*原文抜粋*:
•••••

安心をくれたのは母だった
母は特別養護老人ホームに入っている
もう何年もお世話になっているのだが
旅先で突然、母の心拍数が低下していると
直接世話をしてくれている妹から
連絡を受けた
今のところ体調の悪さを訴えたり
生活に変化があるわけではないのだが
なるべく早くペースメーカーをつけるかどうか
判断してほしいと言われたとのことだった
母は以前から延命処置はしないでほしいと
話していたから私たち子どもとしても
ペースメーカーはつけない方向でいくことに
なるだろうとは思ったが
いざ決めるとなると
やはりスパッとわりきれるものじゃない
私自身よりも直接世話をしてくれている
妹の方がダメージは大きいだろうから
妹の意見を尊重したいと思った
結局、認知症がかなり進み
普段会話もままならない母ではあるが
一応本人に話をしたいということを
いつも世話してくれている妹が決め
手はずも整えてくれた
そして何気ない普段の面会から始め
いよいよペースメーカーの手術の話を
施設の看護師さん交えてし始めた
どうやら昨日施設の担当医と母は
話したらしいのだが全く記憶がない
それは想定内だったから驚かない
驚いたのは母で、ええ?って顔をした
「心臓が弱っているんだよ」
「手術して機械をつけるか」
「このまま様子を見るか」
「どうする?」
「手術すると痛いかもしれないけど
長く生きるかもしれない」
「手術しないと今まで通りだけど弱ってるよ」
などとメリット、デメリットを
やんわりと伝えると
しばらく悩んでいるのか
わからなかったのか
じっとしたり手をさすったりのびをしたり
なんともいえない表情をしていた
しかししばらく下を向いて
そして勢いをつけてこう言った
「やめたいな」

•••••

*提供資料*:
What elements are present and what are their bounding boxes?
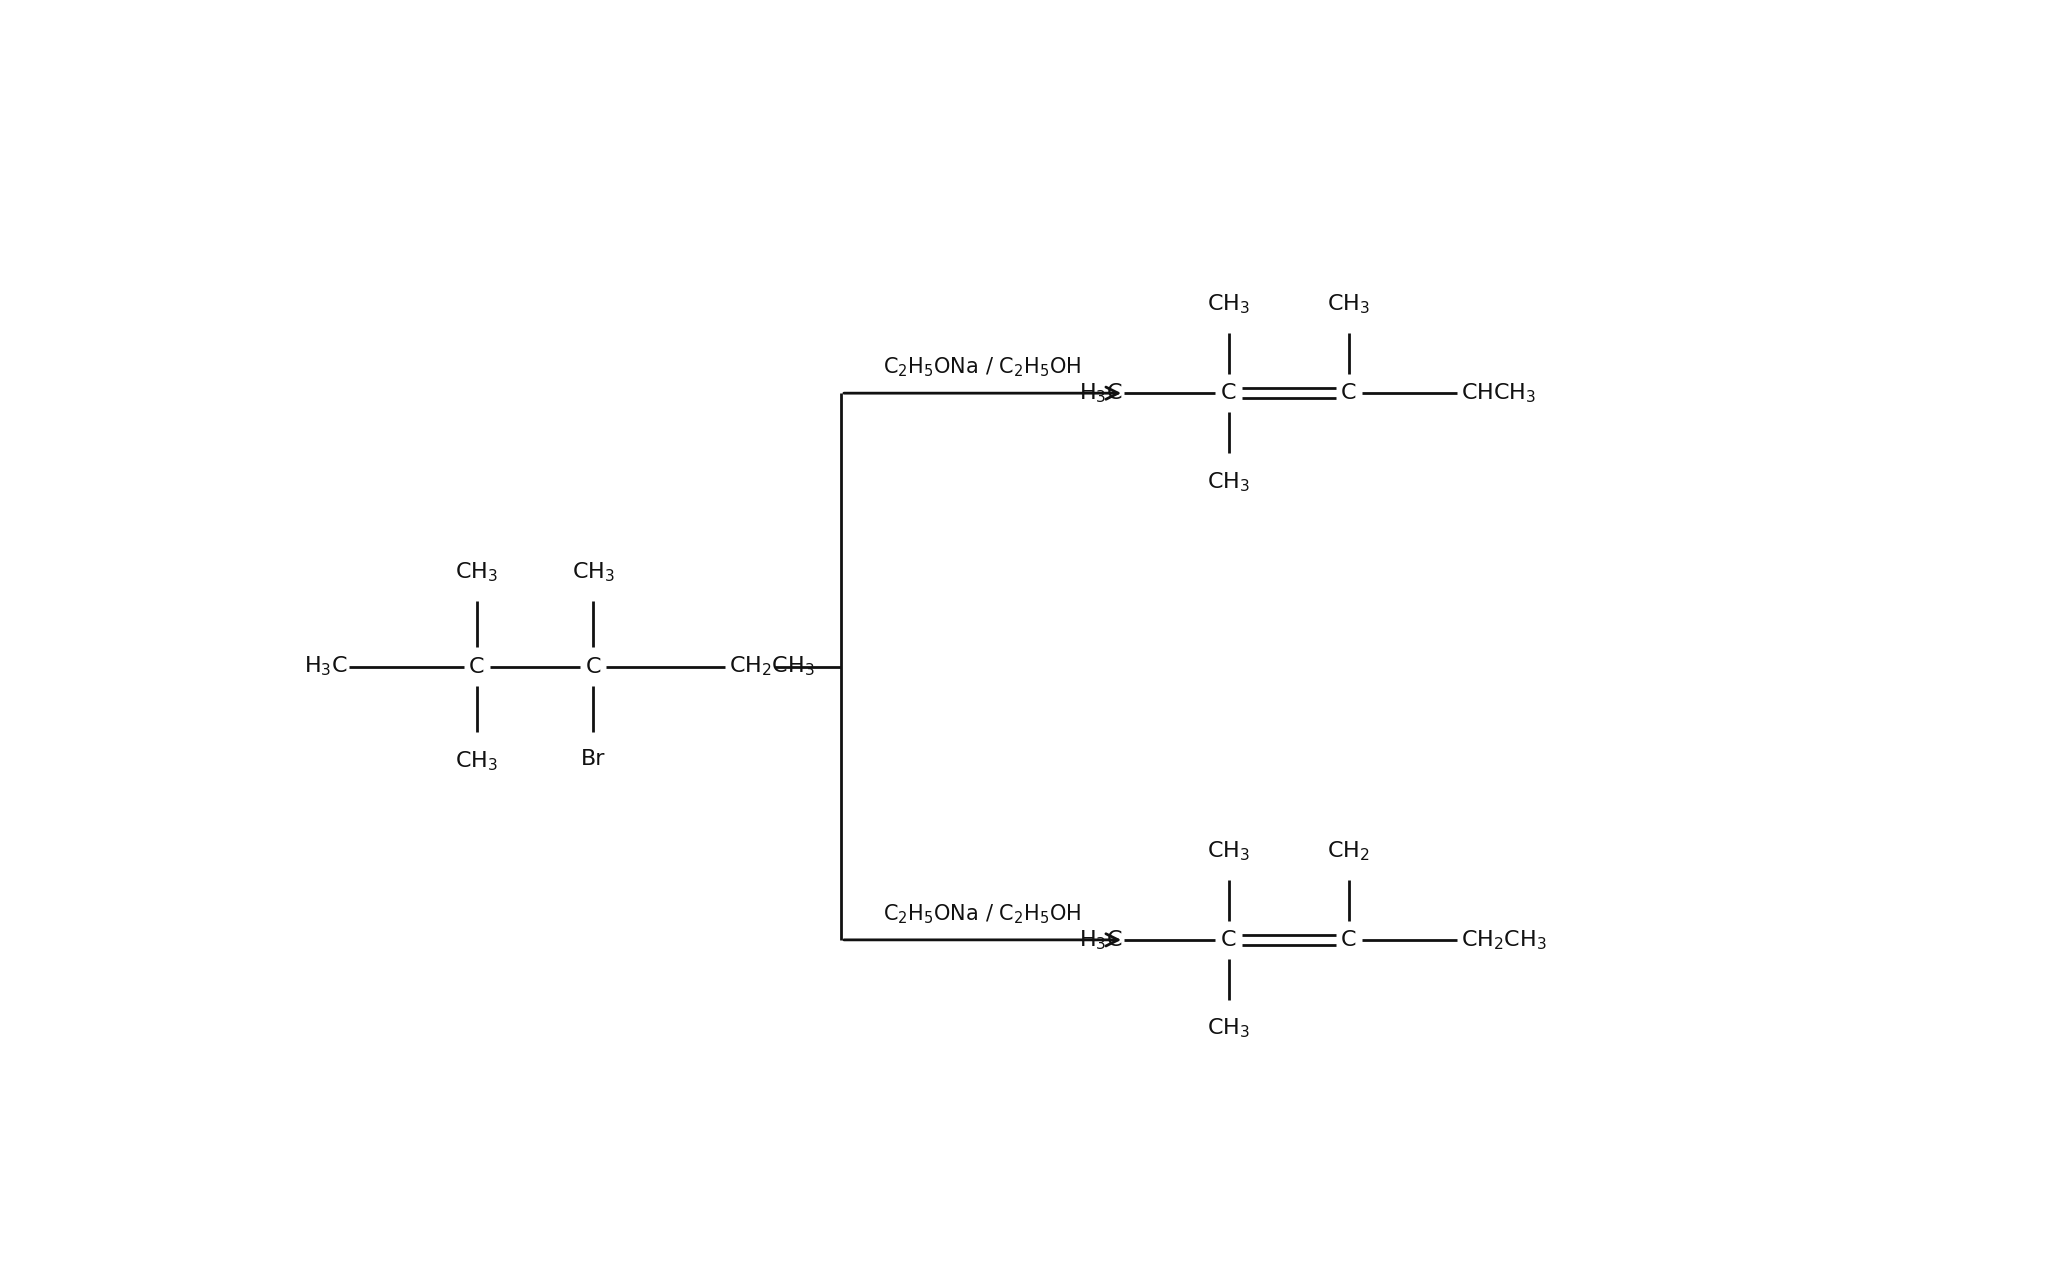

•••••

母のペースメーカーをめぐる文章を、最後の「やめたいな」の後から書き進めなさい。

それできまりだった
念をおそうとしたけど考えてみたら
自分の生き死にのことで
思いっきり返事したのだ
それは酷だからやめた
「わかったよ」
じゃあ、そうしようということで
延命のためのペースメーカーは
しないことにきめた
決めたら涙があとからあとから出て
止まらなくなってしまった
私と妹は自分たちでは決められなかった
認知症になってなんだかふわふわとしている
雲の中にいるかのような母
一瞬だけもとの母が戻って
きめてくれたのだった
帰り際に手を伸ばしてきて
アクリル板越しに指先にタッチした
温かかった
コロナが始まってからはノータッチなのだ
ハグなんてできるはずもなく
なんとなく物足りなさを感じていたのが
やはりふれあえないことの寂しさなんだと
ひしひしと押し寄せてきた
帰る時には母はもういつも通り認知症で
私たちのこともよくわからずに手を振った
でも元気に手を振って別れた
じゃあね、バイバイ!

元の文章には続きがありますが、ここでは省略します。